Instructions for the task: In the entries below, count every line with the word "JSON". Return only the count.

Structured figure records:
▼
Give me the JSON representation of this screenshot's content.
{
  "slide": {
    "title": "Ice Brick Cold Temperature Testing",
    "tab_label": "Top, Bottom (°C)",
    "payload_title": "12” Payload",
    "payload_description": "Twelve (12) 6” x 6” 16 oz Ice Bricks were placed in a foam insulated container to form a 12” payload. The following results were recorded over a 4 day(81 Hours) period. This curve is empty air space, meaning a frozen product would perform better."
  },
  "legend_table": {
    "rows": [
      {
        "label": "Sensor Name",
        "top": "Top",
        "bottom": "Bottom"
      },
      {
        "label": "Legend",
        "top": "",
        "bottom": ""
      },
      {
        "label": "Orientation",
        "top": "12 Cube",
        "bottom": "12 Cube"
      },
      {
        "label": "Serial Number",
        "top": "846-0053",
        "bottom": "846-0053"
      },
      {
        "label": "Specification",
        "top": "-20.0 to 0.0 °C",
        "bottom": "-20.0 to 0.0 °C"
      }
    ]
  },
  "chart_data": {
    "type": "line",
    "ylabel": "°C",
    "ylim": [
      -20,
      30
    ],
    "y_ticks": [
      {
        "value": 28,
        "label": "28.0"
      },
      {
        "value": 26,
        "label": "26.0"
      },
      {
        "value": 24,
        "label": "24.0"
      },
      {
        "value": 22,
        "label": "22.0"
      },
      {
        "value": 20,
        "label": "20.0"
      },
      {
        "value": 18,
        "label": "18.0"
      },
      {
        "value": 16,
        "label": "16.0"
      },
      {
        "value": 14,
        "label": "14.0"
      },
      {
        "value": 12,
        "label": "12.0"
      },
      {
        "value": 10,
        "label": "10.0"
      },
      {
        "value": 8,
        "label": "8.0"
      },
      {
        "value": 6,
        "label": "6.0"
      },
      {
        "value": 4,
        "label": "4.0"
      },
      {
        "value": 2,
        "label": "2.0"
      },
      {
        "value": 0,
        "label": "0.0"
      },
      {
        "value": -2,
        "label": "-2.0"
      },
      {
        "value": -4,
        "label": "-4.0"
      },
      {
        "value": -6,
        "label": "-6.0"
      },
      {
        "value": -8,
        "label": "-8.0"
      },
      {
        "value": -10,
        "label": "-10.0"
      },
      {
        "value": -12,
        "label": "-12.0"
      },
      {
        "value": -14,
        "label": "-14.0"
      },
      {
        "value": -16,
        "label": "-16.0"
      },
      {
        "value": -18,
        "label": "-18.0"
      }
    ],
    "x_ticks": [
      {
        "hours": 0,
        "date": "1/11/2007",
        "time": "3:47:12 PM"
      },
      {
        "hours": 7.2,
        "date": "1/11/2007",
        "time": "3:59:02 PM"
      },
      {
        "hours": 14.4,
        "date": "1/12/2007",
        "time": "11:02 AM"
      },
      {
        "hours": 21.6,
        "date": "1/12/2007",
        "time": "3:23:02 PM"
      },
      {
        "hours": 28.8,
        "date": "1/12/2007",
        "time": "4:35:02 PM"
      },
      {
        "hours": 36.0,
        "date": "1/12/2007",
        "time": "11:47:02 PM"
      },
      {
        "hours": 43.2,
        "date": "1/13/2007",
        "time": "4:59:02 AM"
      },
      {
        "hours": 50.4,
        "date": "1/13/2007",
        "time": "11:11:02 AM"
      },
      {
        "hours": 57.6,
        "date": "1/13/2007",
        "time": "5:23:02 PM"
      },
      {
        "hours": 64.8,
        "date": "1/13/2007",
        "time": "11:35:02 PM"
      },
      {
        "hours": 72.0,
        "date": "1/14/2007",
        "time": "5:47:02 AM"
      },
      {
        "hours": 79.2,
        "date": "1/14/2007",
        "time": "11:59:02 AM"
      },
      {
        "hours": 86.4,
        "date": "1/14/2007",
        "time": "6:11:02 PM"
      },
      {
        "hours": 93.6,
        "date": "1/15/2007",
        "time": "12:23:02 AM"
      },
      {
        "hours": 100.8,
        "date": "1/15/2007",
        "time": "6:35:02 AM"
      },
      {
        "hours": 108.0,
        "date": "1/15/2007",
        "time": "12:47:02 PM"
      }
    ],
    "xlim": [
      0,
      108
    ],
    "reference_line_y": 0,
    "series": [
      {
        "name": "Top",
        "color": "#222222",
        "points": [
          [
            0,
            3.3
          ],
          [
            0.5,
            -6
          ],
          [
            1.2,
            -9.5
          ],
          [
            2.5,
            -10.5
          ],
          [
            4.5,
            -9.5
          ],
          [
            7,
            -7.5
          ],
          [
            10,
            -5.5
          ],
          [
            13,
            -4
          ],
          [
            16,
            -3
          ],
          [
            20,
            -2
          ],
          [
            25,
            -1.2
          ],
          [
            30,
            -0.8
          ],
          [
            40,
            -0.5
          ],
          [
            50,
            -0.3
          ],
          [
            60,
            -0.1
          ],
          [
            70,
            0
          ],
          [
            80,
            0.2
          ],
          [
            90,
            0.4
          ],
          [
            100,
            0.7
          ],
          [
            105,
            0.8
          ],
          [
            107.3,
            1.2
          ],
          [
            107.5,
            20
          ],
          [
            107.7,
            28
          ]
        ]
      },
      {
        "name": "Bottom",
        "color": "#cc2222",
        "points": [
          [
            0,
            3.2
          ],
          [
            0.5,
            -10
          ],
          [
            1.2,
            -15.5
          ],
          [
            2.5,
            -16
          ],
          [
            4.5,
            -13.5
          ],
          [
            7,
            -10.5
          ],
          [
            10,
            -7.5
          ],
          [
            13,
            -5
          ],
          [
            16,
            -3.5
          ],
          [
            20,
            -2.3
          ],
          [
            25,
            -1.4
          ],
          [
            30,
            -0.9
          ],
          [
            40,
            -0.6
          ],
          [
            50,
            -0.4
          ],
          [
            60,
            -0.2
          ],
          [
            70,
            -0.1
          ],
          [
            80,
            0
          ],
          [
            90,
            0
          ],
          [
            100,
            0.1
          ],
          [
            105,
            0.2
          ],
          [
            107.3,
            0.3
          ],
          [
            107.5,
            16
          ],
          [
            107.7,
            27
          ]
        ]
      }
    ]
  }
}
▲
▼
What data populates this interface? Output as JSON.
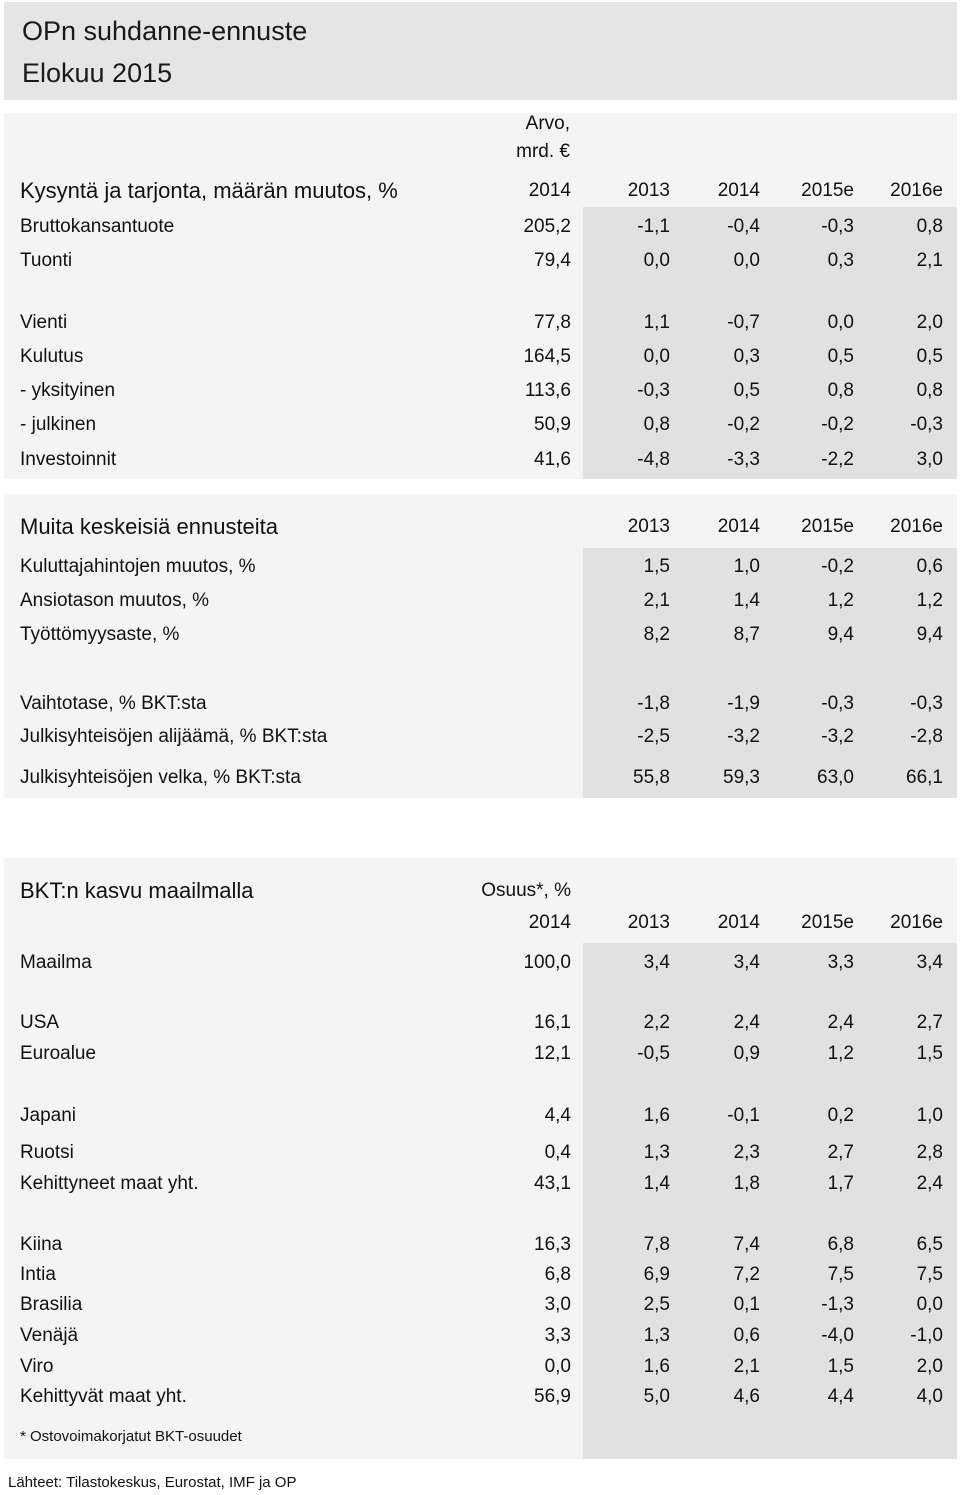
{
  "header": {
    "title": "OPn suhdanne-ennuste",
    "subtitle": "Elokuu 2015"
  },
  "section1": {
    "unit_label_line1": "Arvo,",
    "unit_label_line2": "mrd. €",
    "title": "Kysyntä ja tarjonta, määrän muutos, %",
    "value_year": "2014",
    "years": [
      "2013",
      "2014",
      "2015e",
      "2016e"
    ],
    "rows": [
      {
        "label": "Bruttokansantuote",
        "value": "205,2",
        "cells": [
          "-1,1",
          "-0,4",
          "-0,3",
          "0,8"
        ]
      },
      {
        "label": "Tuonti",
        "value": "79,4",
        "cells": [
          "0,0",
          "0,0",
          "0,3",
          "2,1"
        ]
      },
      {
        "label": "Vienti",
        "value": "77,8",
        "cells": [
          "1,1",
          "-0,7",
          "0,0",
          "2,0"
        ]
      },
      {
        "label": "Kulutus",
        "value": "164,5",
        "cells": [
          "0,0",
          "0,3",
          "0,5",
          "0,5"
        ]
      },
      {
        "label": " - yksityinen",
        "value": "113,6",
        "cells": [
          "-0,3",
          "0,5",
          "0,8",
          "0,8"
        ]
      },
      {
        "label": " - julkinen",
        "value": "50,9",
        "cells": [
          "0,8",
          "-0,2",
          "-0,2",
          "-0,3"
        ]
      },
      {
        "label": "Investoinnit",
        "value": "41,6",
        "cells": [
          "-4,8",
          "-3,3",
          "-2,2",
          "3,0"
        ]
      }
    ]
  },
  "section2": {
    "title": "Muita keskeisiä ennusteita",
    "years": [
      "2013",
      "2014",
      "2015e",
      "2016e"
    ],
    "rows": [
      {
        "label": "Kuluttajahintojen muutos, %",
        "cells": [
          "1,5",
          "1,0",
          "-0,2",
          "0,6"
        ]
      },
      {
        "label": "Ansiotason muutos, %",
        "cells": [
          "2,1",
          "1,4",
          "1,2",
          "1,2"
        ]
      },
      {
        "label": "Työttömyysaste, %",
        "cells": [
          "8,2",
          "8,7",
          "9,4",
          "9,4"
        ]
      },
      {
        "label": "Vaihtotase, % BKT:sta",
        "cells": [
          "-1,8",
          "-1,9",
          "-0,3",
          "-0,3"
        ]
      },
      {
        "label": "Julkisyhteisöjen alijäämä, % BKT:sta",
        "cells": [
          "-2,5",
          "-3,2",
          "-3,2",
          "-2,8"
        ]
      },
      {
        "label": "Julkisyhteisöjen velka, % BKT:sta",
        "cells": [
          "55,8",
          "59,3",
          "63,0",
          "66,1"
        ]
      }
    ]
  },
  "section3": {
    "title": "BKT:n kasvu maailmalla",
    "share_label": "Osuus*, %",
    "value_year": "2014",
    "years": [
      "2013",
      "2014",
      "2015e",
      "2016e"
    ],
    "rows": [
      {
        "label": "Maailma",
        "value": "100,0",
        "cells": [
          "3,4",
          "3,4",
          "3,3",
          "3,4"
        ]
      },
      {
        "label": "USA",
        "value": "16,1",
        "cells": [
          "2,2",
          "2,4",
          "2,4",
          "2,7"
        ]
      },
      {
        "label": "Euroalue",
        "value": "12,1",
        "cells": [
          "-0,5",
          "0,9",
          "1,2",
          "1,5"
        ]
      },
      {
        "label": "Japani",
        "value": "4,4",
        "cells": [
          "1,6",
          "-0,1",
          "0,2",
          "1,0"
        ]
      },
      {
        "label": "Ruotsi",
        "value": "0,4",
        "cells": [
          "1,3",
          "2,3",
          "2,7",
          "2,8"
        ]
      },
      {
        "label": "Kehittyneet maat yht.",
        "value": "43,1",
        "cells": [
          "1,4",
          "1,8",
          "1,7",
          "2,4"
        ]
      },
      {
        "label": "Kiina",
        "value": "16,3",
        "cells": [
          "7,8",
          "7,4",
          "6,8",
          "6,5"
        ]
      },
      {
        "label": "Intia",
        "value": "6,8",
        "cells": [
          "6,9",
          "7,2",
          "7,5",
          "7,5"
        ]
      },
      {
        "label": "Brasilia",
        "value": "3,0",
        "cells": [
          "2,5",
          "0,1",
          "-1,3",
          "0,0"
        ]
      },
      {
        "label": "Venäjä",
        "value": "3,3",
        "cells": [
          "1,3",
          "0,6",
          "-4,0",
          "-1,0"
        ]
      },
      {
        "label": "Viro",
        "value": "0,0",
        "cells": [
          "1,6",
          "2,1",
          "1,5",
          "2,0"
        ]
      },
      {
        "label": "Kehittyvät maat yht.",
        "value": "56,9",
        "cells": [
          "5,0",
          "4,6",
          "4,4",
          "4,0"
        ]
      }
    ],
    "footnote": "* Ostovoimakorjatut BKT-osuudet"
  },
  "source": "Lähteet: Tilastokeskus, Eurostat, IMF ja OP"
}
▲
Result: 2